● Work instructions: Repeat the listing below in full, exactly as it stands.

=====

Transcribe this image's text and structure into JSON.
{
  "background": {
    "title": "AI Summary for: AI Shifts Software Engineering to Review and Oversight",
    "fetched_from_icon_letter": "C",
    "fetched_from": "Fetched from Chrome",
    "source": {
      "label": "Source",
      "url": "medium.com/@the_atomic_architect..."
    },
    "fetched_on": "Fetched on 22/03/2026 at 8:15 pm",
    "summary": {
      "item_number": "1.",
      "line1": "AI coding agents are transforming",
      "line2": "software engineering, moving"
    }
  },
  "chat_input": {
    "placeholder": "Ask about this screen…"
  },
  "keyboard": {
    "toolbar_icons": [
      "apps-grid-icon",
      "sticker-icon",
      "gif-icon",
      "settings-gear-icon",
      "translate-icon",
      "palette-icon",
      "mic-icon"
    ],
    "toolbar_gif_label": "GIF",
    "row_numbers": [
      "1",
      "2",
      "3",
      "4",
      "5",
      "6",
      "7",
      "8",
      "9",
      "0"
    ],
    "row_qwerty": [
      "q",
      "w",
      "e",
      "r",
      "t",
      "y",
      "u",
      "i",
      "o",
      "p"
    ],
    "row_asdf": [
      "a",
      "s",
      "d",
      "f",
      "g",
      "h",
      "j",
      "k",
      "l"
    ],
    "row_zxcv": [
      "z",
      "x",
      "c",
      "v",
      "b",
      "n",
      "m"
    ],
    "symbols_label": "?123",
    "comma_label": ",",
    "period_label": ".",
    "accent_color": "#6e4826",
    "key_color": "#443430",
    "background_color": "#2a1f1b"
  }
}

=====

● Complete response:
Transcribe this image's text and structure into JSON.
{
  "background": {
    "title": "AI Summary for: AI Shifts Software Engineering to Review and Oversight",
    "fetched_from_icon_letter": "C",
    "fetched_from": "Fetched from Chrome",
    "source": {
      "label": "Source",
      "url": "medium.com/@the_atomic_architect..."
    },
    "fetched_on": "Fetched on 22/03/2026 at 8:15 pm",
    "summary": {
      "item_number": "1.",
      "line1": "AI coding agents are transforming",
      "line2": "software engineering, moving"
    }
  },
  "chat_input": {
    "placeholder": "Ask about this screen…"
  },
  "keyboard": {
    "toolbar_icons": [
      "apps-grid-icon",
      "sticker-icon",
      "gif-icon",
      "settings-gear-icon",
      "translate-icon",
      "palette-icon",
      "mic-icon"
    ],
    "toolbar_gif_label": "GIF",
    "row_numbers": [
      "1",
      "2",
      "3",
      "4",
      "5",
      "6",
      "7",
      "8",
      "9",
      "0"
    ],
    "row_qwerty": [
      "q",
      "w",
      "e",
      "r",
      "t",
      "y",
      "u",
      "i",
      "o",
      "p"
    ],
    "row_asdf": [
      "a",
      "s",
      "d",
      "f",
      "g",
      "h",
      "j",
      "k",
      "l"
    ],
    "row_zxcv": [
      "z",
      "x",
      "c",
      "v",
      "b",
      "n",
      "m"
    ],
    "symbols_label": "?123",
    "comma_label": ",",
    "period_label": ".",
    "accent_color": "#6e4826",
    "key_color": "#443430",
    "background_color": "#2a1f1b"
  }
}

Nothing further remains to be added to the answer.